- _Document excerpt_

Item 1.01 Entry into a Material Definitive Agreement.
On October 15, 2022, the Company received 52% majority shareholder approval of
the execution and delivery of a proposed Share Exchange Agreement ("Agreement")
relating to the share exchange and transfer of certain assets of the Company's
wholly-owned subsidiary, StealthCo Inc. ("SCI") d/b/a Stealth Mark, Inc., to
Quantum Age Corporation, pursuant to the terms and conditions of the Agreement
in substantially the form of the copy presented to the Board. The Agreement
provides, among other things, as follows:
? Quantum Age will pay $10,000 to the Company's wholly-owned subsidiary, SMI-DTI
Holdings, LLC ("SMI-DTI"), upon execution of the Agreement.
? Quantum Age will pay $90,000 to the Company's wholly-owned subsidiary, SMI-DTI
Holdings, LLC ("SMI-DTI"), upon Closing.
? Quantum Age will issue 5,500,000 shares of Class A common stock of Quantum Age
Corporation to SMI-DTI at Closing.

- _Provided records_

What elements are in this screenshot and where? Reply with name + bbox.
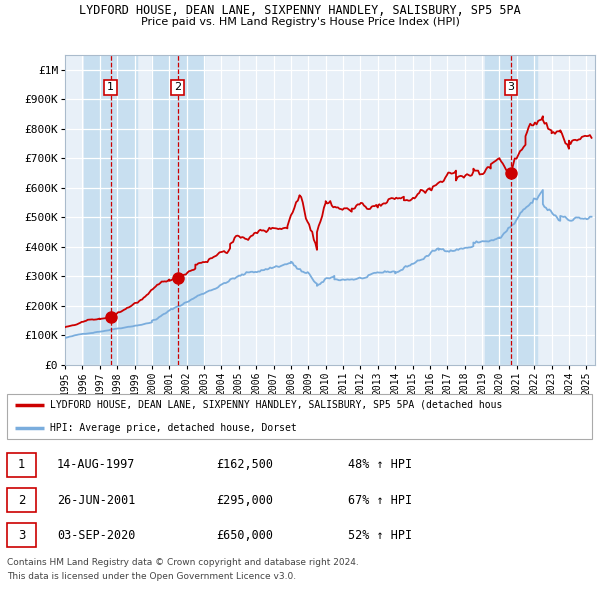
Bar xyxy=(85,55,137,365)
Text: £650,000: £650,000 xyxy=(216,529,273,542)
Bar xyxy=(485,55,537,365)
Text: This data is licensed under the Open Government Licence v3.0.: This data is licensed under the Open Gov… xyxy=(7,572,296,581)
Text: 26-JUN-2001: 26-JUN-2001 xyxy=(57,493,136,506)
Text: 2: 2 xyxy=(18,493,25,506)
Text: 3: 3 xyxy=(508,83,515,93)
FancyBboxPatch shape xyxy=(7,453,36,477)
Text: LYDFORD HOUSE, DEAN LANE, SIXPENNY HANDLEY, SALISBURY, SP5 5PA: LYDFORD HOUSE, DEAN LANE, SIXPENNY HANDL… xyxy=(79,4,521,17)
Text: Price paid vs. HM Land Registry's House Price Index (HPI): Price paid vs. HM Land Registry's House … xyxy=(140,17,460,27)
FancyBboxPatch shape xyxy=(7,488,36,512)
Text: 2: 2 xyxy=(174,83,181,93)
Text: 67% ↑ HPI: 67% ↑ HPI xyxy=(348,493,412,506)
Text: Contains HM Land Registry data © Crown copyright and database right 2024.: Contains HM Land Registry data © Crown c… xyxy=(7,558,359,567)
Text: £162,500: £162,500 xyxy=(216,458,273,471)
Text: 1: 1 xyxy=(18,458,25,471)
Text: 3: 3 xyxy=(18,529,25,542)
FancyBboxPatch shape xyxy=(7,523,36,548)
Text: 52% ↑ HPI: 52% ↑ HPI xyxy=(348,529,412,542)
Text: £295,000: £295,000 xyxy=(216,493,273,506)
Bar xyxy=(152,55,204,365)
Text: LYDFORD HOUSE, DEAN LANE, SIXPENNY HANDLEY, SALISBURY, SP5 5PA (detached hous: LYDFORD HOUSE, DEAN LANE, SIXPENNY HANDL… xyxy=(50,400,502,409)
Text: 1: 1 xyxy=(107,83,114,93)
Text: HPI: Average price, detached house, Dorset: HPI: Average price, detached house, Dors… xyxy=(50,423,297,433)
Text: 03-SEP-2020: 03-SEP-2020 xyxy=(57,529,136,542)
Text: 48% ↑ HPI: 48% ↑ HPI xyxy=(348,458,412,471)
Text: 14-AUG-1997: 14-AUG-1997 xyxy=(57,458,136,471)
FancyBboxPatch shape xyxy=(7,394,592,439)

...

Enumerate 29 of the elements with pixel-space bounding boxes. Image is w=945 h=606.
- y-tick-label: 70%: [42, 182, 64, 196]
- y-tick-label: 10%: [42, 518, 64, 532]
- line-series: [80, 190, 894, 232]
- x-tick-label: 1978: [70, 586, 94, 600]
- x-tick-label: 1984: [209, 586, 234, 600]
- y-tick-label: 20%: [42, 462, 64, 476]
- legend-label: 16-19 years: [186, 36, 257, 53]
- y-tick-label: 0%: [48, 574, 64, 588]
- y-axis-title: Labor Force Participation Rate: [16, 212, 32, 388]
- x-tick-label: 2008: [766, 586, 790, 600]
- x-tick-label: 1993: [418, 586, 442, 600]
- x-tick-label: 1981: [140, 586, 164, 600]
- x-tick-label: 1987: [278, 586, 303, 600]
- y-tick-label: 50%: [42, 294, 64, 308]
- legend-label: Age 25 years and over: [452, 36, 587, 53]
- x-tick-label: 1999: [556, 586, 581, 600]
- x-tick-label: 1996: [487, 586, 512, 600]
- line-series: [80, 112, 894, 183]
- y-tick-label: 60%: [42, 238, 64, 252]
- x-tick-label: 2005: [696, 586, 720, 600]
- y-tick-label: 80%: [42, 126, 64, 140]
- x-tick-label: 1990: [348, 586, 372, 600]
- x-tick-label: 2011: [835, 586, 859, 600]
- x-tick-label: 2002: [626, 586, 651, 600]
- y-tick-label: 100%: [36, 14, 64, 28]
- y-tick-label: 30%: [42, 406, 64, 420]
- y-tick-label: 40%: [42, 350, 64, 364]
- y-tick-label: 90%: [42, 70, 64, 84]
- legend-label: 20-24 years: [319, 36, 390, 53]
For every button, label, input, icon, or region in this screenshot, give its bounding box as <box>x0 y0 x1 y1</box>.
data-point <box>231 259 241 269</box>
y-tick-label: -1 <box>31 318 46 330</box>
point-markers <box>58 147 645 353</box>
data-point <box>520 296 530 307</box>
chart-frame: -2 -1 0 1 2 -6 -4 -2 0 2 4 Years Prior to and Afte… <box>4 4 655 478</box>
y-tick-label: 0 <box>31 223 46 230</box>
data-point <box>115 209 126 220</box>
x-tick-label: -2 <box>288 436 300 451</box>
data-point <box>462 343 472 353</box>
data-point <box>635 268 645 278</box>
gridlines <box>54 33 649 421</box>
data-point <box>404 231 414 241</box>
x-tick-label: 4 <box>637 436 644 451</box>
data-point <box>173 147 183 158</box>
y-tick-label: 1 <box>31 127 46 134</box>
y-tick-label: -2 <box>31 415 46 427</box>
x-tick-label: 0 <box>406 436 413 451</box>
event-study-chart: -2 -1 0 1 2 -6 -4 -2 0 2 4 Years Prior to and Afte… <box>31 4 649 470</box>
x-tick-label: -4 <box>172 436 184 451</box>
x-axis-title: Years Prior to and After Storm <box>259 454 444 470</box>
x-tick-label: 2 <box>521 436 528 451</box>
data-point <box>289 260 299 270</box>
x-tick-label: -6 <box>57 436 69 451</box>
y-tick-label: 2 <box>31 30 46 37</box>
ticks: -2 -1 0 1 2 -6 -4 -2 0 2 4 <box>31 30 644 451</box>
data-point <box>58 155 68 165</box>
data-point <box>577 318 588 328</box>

- _Instructions_
(1) In the share exchange filing, how many shares of Class A common stock will Quantum Age issue to SMI-DTI at Closing?
(2) Continue the share exchange filing from its last sentence.

- _Final answers_
(1) 5,500,000 shares.

(2)
? Quantum Age will assign the assets transferred by SCI, including trademarks,
intellectual properties, and patents, to its subsidiary, Femtobitz, Inc., a
Delaware corporation.
? Upon Closing of the share exchange, the Company's Chairman will be appointed an
advisory board member of Quantum Age and a board member of Femtobitz, Inc.
The 5,500,000 shares of Class A common shares of Quantum Age Corporation to be
issued in exchange for all of the outstanding shares of SCI common stock will
represent a minority of the issued and outstanding shares of Quantum Age common
stock as of the date of issuance. The Quantum Age shares will be issued in
reliance upon the exemption from registration requirements under the Securities
Act of 1933, as amended (the "Securities Act"), pursuant to Section 4(2) thereof
and Regulation D thereunder. As such, such shares may not be offered or sold by
us unless they are registered under the Securities Act or qualify for an
exemption from the registration requirements under the Securities Act.
The Agreement is included as an Exhibit to this Report and is the legal document
that governs the terms of the share exchange described therein and the other
actions contemplated thereby. The discussion of the Agreement, and the proposed
Share Exchange Agreement, as set forth herein is qualified in its entirety by
reference thereto.
Item 9.01 Financial Statements and Exhibits.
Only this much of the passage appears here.